What is required -
Copy out all the entries word for word.

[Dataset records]
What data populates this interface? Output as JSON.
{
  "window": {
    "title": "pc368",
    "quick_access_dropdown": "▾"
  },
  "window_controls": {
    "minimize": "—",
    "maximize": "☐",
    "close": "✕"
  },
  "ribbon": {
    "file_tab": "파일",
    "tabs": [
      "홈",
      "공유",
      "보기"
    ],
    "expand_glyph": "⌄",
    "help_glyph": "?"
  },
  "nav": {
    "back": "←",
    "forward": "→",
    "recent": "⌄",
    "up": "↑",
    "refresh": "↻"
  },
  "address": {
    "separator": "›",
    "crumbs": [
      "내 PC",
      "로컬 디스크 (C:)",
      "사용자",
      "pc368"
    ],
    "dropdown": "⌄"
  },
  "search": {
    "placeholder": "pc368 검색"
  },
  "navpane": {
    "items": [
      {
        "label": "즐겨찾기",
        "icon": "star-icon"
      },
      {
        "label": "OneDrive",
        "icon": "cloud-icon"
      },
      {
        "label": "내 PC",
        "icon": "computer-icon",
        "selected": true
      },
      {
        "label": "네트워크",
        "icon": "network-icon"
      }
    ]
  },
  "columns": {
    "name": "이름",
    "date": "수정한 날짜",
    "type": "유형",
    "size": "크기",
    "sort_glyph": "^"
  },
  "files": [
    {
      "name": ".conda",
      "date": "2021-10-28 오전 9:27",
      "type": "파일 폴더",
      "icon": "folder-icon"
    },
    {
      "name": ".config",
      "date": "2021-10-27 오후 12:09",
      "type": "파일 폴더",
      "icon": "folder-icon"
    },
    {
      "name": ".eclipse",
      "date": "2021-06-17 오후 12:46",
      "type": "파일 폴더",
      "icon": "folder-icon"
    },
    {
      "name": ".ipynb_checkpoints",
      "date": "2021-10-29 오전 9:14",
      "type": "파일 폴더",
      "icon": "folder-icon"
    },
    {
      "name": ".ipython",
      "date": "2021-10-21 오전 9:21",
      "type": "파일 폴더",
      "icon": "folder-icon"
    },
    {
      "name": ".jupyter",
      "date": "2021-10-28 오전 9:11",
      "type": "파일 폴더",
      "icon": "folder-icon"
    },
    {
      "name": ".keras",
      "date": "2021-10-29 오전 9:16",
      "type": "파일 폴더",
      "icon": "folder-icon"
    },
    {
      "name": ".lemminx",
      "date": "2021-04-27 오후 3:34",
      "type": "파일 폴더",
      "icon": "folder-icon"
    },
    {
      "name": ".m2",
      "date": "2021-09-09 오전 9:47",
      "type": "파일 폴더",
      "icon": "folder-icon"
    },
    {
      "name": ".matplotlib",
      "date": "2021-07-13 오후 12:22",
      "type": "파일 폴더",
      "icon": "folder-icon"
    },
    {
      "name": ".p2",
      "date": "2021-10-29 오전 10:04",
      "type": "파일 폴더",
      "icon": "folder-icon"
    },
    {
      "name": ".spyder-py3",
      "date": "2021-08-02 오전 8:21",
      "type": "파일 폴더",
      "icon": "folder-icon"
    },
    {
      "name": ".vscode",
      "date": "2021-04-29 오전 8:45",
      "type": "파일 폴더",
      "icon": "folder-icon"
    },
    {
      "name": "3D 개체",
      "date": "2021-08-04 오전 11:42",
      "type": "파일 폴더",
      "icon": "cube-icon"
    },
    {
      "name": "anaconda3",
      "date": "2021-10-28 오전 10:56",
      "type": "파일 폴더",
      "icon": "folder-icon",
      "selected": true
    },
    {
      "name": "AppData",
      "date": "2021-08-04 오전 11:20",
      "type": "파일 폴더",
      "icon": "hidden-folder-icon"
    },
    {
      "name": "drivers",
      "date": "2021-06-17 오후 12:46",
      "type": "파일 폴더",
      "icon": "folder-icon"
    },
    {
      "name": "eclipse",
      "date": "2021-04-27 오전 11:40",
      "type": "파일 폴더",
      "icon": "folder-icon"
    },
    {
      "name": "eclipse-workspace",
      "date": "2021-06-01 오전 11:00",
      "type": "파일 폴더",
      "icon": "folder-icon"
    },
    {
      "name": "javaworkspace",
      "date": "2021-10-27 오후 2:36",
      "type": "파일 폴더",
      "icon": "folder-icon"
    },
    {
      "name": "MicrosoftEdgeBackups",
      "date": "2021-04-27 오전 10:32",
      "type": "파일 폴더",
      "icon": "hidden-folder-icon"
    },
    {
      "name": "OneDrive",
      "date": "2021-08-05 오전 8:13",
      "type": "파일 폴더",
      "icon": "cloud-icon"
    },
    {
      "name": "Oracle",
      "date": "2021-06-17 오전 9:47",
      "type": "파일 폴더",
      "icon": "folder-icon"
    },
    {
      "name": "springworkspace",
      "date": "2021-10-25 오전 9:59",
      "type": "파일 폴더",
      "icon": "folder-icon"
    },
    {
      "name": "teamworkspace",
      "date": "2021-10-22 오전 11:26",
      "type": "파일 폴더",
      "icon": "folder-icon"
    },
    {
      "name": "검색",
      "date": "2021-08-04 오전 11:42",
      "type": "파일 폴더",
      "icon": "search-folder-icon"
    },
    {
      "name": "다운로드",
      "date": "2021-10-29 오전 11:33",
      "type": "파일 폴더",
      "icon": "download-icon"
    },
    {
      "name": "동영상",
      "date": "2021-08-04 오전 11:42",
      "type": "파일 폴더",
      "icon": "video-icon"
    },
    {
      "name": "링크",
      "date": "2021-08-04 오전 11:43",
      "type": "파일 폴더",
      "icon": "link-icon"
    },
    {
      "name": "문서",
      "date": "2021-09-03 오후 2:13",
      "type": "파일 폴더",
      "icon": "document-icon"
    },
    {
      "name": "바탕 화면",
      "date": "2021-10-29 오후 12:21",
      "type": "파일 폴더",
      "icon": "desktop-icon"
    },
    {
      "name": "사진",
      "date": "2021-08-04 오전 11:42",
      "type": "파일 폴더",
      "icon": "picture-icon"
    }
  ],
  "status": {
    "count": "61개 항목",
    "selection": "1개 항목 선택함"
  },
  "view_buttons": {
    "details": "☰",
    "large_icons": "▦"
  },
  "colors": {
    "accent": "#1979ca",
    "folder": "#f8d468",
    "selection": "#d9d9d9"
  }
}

Answer to the problem -
What data populates this interface? Output as JSON.
{
  "window": {
    "title": "pc368",
    "quick_access_dropdown": "▾"
  },
  "window_controls": {
    "minimize": "—",
    "maximize": "☐",
    "close": "✕"
  },
  "ribbon": {
    "file_tab": "파일",
    "tabs": [
      "홈",
      "공유",
      "보기"
    ],
    "expand_glyph": "⌄",
    "help_glyph": "?"
  },
  "nav": {
    "back": "←",
    "forward": "→",
    "recent": "⌄",
    "up": "↑",
    "refresh": "↻"
  },
  "address": {
    "separator": "›",
    "crumbs": [
      "내 PC",
      "로컬 디스크 (C:)",
      "사용자",
      "pc368"
    ],
    "dropdown": "⌄"
  },
  "search": {
    "placeholder": "pc368 검색"
  },
  "navpane": {
    "items": [
      {
        "label": "즐겨찾기",
        "icon": "star-icon"
      },
      {
        "label": "OneDrive",
        "icon": "cloud-icon"
      },
      {
        "label": "내 PC",
        "icon": "computer-icon",
        "selected": true
      },
      {
        "label": "네트워크",
        "icon": "network-icon"
      }
    ]
  },
  "columns": {
    "name": "이름",
    "date": "수정한 날짜",
    "type": "유형",
    "size": "크기",
    "sort_glyph": "^"
  },
  "files": [
    {
      "name": ".conda",
      "date": "2021-10-28 오전 9:27",
      "type": "파일 폴더",
      "icon": "folder-icon"
    },
    {
      "name": ".config",
      "date": "2021-10-27 오후 12:09",
      "type": "파일 폴더",
      "icon": "folder-icon"
    },
    {
      "name": ".eclipse",
      "date": "2021-06-17 오후 12:46",
      "type": "파일 폴더",
      "icon": "folder-icon"
    },
    {
      "name": ".ipynb_checkpoints",
      "date": "2021-10-29 오전 9:14",
      "type": "파일 폴더",
      "icon": "folder-icon"
    },
    {
      "name": ".ipython",
      "date": "2021-10-21 오전 9:21",
      "type": "파일 폴더",
      "icon": "folder-icon"
    },
    {
      "name": ".jupyter",
      "date": "2021-10-28 오전 9:11",
      "type": "파일 폴더",
      "icon": "folder-icon"
    },
    {
      "name": ".keras",
      "date": "2021-10-29 오전 9:16",
      "type": "파일 폴더",
      "icon": "folder-icon"
    },
    {
      "name": ".lemminx",
      "date": "2021-04-27 오후 3:34",
      "type": "파일 폴더",
      "icon": "folder-icon"
    },
    {
      "name": ".m2",
      "date": "2021-09-09 오전 9:47",
      "type": "파일 폴더",
      "icon": "folder-icon"
    },
    {
      "name": ".matplotlib",
      "date": "2021-07-13 오후 12:22",
      "type": "파일 폴더",
      "icon": "folder-icon"
    },
    {
      "name": ".p2",
      "date": "2021-10-29 오전 10:04",
      "type": "파일 폴더",
      "icon": "folder-icon"
    },
    {
      "name": ".spyder-py3",
      "date": "2021-08-02 오전 8:21",
      "type": "파일 폴더",
      "icon": "folder-icon"
    },
    {
      "name": ".vscode",
      "date": "2021-04-29 오전 8:45",
      "type": "파일 폴더",
      "icon": "folder-icon"
    },
    {
      "name": "3D 개체",
      "date": "2021-08-04 오전 11:42",
      "type": "파일 폴더",
      "icon": "cube-icon"
    },
    {
      "name": "anaconda3",
      "date": "2021-10-28 오전 10:56",
      "type": "파일 폴더",
      "icon": "folder-icon",
      "selected": true
    },
    {
      "name": "AppData",
      "date": "2021-08-04 오전 11:20",
      "type": "파일 폴더",
      "icon": "hidden-folder-icon"
    },
    {
      "name": "drivers",
      "date": "2021-06-17 오후 12:46",
      "type": "파일 폴더",
      "icon": "folder-icon"
    },
    {
      "name": "eclipse",
      "date": "2021-04-27 오전 11:40",
      "type": "파일 폴더",
      "icon": "folder-icon"
    },
    {
      "name": "eclipse-workspace",
      "date": "2021-06-01 오전 11:00",
      "type": "파일 폴더",
      "icon": "folder-icon"
    },
    {
      "name": "javaworkspace",
      "date": "2021-10-27 오후 2:36",
      "type": "파일 폴더",
      "icon": "folder-icon"
    },
    {
      "name": "MicrosoftEdgeBackups",
      "date": "2021-04-27 오전 10:32",
      "type": "파일 폴더",
      "icon": "hidden-folder-icon"
    },
    {
      "name": "OneDrive",
      "date": "2021-08-05 오전 8:13",
      "type": "파일 폴더",
      "icon": "cloud-icon"
    },
    {
      "name": "Oracle",
      "date": "2021-06-17 오전 9:47",
      "type": "파일 폴더",
      "icon": "folder-icon"
    },
    {
      "name": "springworkspace",
      "date": "2021-10-25 오전 9:59",
      "type": "파일 폴더",
      "icon": "folder-icon"
    },
    {
      "name": "teamworkspace",
      "date": "2021-10-22 오전 11:26",
      "type": "파일 폴더",
      "icon": "folder-icon"
    },
    {
      "name": "검색",
      "date": "2021-08-04 오전 11:42",
      "type": "파일 폴더",
      "icon": "search-folder-icon"
    },
    {
      "name": "다운로드",
      "date": "2021-10-29 오전 11:33",
      "type": "파일 폴더",
      "icon": "download-icon"
    },
    {
      "name": "동영상",
      "date": "2021-08-04 오전 11:42",
      "type": "파일 폴더",
      "icon": "video-icon"
    },
    {
      "name": "링크",
      "date": "2021-08-04 오전 11:43",
      "type": "파일 폴더",
      "icon": "link-icon"
    },
    {
      "name": "문서",
      "date": "2021-09-03 오후 2:13",
      "type": "파일 폴더",
      "icon": "document-icon"
    },
    {
      "name": "바탕 화면",
      "date": "2021-10-29 오후 12:21",
      "type": "파일 폴더",
      "icon": "desktop-icon"
    },
    {
      "name": "사진",
      "date": "2021-08-04 오전 11:42",
      "type": "파일 폴더",
      "icon": "picture-icon"
    }
  ],
  "status": {
    "count": "61개 항목",
    "selection": "1개 항목 선택함"
  },
  "view_buttons": {
    "details": "☰",
    "large_icons": "▦"
  },
  "colors": {
    "accent": "#1979ca",
    "folder": "#f8d468",
    "selection": "#d9d9d9"
  }
}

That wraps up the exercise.